To do => Work out how many lines hold the string "grid". Give that number and nothing more.

Start Supplied data

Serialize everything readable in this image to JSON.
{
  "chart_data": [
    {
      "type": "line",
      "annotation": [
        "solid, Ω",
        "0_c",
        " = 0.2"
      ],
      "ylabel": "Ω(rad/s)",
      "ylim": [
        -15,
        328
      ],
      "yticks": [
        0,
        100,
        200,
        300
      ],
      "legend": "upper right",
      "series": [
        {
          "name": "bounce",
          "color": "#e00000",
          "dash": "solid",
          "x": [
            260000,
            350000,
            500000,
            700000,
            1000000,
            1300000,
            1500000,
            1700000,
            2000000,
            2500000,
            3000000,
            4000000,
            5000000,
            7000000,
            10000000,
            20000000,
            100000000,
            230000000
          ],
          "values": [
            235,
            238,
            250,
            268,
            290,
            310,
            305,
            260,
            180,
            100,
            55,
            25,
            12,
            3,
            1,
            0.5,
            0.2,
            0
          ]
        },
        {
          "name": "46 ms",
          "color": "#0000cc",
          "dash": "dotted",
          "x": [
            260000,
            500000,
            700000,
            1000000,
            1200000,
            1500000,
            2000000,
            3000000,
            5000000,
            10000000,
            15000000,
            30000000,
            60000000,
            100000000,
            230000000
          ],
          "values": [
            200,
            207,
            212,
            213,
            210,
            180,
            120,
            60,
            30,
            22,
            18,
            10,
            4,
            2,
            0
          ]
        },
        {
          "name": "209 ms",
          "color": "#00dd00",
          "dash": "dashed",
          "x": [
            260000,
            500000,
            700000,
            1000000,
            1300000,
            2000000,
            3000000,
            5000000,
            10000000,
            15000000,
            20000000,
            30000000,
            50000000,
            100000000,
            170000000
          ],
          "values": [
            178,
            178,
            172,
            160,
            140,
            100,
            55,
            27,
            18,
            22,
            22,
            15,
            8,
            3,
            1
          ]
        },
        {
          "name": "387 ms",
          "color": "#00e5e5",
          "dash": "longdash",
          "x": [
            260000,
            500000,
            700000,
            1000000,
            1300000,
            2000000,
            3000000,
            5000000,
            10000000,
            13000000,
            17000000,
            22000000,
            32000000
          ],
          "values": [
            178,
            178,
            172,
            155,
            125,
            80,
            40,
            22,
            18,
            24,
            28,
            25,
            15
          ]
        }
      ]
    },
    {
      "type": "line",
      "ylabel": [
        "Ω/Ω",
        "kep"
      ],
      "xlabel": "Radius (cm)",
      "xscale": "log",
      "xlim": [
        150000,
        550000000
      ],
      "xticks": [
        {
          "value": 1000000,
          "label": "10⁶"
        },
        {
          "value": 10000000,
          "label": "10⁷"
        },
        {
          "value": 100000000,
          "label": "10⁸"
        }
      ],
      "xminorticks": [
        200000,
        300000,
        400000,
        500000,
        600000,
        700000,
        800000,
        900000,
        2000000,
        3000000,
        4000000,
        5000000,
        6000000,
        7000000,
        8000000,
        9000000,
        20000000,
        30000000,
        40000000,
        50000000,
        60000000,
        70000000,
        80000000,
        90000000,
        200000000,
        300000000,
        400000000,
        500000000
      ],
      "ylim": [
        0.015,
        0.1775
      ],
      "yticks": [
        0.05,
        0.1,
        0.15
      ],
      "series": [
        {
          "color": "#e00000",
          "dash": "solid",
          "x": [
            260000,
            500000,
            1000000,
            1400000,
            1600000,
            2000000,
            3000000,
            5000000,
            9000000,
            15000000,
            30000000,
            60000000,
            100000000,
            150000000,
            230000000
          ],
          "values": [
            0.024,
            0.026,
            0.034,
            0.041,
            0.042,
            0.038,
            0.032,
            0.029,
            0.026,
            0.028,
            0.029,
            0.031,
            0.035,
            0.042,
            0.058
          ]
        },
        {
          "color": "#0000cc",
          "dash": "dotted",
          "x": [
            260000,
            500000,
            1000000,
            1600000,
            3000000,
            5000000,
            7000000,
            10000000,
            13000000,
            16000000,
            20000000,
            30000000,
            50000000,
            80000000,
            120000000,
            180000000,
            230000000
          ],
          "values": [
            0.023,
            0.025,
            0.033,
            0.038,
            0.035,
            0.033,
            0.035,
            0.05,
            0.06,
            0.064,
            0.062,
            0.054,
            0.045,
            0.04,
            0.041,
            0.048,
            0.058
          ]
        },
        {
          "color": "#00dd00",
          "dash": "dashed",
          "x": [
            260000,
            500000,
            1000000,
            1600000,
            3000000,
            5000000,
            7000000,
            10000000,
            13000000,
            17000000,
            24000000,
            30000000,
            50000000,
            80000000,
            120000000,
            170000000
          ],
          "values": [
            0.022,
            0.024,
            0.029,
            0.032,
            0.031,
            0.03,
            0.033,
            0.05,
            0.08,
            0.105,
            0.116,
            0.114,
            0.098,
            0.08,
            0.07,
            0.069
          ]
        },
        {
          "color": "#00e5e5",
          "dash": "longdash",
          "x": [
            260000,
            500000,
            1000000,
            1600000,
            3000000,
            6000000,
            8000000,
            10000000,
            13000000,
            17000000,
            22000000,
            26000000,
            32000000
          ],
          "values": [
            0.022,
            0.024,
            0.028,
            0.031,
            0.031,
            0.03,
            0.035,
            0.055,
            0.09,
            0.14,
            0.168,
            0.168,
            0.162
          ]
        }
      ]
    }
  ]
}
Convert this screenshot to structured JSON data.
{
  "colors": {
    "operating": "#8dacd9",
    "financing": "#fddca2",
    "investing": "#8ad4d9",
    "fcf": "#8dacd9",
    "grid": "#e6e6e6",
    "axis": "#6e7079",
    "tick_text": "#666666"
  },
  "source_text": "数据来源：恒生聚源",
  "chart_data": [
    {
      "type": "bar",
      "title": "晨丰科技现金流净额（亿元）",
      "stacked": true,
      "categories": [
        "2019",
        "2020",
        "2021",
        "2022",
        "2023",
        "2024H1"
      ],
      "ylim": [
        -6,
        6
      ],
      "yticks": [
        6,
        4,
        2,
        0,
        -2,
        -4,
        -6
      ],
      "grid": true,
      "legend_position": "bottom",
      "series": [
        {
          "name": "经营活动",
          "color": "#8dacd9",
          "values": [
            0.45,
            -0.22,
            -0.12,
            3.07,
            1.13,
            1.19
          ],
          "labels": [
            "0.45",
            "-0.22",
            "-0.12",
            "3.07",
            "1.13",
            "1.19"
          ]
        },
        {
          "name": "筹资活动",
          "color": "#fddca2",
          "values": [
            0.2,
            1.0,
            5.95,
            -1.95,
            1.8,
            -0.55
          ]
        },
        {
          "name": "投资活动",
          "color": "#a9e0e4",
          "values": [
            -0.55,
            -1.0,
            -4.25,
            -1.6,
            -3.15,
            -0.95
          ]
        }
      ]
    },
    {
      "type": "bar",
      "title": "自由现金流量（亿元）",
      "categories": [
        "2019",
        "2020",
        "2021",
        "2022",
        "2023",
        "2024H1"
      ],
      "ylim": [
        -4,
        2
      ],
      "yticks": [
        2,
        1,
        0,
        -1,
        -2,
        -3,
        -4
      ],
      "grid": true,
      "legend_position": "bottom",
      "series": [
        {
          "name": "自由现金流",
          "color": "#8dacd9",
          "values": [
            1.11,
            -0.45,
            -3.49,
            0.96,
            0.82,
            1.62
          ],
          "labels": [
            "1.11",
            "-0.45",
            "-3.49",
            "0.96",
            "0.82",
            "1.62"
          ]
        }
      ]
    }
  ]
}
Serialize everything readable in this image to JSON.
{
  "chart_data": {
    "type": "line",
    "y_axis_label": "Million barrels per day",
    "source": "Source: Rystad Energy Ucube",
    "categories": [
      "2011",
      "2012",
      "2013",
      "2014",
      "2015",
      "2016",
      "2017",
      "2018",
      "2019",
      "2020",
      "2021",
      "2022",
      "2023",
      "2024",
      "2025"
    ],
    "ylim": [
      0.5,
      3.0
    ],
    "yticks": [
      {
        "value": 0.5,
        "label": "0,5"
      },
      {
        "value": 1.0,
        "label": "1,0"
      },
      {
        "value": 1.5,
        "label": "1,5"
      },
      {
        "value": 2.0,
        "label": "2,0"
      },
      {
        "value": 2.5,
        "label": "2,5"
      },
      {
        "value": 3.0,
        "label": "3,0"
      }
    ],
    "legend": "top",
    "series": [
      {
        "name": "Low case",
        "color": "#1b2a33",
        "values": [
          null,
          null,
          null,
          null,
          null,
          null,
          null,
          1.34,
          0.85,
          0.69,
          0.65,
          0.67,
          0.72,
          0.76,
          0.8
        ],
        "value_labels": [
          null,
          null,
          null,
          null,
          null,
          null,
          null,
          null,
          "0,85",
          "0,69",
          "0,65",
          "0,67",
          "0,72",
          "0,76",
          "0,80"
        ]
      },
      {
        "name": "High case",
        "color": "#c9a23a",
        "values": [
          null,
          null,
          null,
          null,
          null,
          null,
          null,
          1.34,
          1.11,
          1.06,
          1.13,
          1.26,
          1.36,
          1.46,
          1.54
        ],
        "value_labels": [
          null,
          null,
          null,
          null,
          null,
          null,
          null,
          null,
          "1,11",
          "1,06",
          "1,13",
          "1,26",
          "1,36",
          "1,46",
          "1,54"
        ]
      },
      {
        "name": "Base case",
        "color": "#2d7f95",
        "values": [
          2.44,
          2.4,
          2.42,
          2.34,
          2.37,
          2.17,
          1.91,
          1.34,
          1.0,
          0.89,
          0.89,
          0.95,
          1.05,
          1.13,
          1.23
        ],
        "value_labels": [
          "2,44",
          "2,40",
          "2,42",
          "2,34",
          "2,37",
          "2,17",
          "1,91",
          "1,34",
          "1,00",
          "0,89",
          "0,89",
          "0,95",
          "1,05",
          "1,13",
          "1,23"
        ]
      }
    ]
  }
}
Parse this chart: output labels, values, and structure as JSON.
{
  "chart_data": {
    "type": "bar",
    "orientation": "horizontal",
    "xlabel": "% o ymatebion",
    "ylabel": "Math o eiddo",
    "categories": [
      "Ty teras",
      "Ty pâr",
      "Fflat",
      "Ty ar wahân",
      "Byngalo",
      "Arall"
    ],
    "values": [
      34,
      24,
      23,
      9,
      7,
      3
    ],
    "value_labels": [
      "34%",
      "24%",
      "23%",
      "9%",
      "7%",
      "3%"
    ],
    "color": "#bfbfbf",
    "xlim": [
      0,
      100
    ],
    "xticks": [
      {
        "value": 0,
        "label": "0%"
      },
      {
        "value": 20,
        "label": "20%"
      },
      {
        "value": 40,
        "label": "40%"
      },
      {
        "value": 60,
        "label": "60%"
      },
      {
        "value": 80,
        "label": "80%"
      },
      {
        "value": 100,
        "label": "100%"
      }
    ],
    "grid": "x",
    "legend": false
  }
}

End Supplied data

Response to the exercise => 4